* Your objective
Copy every line in which the string "JSON" occurs.

* Data rows
======

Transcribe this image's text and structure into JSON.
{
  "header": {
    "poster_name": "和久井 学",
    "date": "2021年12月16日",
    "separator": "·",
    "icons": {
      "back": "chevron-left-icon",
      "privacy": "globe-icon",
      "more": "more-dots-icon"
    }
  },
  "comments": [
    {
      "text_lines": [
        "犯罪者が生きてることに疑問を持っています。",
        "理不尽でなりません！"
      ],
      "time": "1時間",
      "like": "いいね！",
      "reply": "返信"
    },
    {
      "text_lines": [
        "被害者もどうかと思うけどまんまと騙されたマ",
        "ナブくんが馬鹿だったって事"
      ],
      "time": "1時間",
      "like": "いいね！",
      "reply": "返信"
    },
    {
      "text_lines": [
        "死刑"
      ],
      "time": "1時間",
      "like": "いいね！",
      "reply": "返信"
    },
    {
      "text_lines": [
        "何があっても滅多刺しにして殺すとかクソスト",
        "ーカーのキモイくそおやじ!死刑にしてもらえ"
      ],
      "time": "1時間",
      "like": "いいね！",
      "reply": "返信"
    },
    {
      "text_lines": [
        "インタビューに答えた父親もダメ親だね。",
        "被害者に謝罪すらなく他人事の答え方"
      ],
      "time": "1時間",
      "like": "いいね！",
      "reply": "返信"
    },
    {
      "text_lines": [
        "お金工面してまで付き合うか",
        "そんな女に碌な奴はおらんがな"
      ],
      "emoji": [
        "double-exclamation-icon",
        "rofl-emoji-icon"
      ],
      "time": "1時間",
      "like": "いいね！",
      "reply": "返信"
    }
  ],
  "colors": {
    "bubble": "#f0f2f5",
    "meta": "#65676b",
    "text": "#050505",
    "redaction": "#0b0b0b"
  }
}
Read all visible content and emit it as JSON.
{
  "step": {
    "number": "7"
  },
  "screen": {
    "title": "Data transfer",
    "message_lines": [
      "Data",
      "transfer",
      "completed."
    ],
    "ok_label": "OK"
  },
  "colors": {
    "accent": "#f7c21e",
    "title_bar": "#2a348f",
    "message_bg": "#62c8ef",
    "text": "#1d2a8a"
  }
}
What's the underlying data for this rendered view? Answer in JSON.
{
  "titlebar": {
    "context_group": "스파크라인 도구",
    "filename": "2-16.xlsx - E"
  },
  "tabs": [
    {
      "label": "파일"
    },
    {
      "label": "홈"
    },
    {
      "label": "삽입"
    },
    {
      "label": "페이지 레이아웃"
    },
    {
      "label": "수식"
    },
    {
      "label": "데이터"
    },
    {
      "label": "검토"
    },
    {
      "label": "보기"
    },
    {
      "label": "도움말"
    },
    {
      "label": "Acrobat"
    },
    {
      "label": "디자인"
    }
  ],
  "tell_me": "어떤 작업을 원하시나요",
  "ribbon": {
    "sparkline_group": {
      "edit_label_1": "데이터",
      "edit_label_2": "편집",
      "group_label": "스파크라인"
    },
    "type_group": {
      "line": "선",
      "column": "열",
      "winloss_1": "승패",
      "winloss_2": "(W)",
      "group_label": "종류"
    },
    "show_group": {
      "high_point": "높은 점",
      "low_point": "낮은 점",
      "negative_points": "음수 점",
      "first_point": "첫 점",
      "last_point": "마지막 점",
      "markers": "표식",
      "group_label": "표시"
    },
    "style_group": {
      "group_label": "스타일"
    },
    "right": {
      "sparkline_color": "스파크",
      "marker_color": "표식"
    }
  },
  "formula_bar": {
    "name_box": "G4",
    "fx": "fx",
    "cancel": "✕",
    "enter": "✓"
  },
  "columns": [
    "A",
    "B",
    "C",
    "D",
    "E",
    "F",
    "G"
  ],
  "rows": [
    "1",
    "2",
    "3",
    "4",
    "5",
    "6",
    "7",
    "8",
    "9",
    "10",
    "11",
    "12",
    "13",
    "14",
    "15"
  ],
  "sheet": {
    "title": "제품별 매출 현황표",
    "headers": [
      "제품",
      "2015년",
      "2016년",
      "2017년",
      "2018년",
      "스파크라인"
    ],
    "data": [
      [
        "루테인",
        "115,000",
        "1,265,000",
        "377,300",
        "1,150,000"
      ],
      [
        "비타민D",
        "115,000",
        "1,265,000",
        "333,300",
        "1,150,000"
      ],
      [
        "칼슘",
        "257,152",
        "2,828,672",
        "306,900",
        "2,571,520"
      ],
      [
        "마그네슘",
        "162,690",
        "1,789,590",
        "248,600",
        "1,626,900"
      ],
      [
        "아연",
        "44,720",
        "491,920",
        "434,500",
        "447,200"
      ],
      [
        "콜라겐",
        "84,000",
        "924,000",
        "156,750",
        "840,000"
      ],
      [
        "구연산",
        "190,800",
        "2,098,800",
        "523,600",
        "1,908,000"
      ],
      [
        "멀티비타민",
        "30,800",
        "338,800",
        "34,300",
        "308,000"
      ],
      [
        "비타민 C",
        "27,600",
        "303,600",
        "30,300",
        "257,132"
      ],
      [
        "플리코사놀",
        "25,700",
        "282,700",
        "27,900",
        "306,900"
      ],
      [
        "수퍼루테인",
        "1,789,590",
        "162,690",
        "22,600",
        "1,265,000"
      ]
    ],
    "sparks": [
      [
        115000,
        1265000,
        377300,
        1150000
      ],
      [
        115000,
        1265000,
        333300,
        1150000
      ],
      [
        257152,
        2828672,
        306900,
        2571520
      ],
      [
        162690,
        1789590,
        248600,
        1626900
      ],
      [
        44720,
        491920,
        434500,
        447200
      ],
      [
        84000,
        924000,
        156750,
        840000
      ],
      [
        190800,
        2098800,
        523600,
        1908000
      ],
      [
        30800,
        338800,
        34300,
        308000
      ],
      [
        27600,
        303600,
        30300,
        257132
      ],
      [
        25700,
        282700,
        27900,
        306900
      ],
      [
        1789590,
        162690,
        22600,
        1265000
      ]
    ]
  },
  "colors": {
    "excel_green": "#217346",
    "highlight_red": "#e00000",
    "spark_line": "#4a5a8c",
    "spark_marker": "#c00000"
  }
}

======

* The output
Transcribe this image's text and structure into JSON.
Read all visible content and emit it as JSON.
What's the underlying data for this rendered view? Answer in JSON.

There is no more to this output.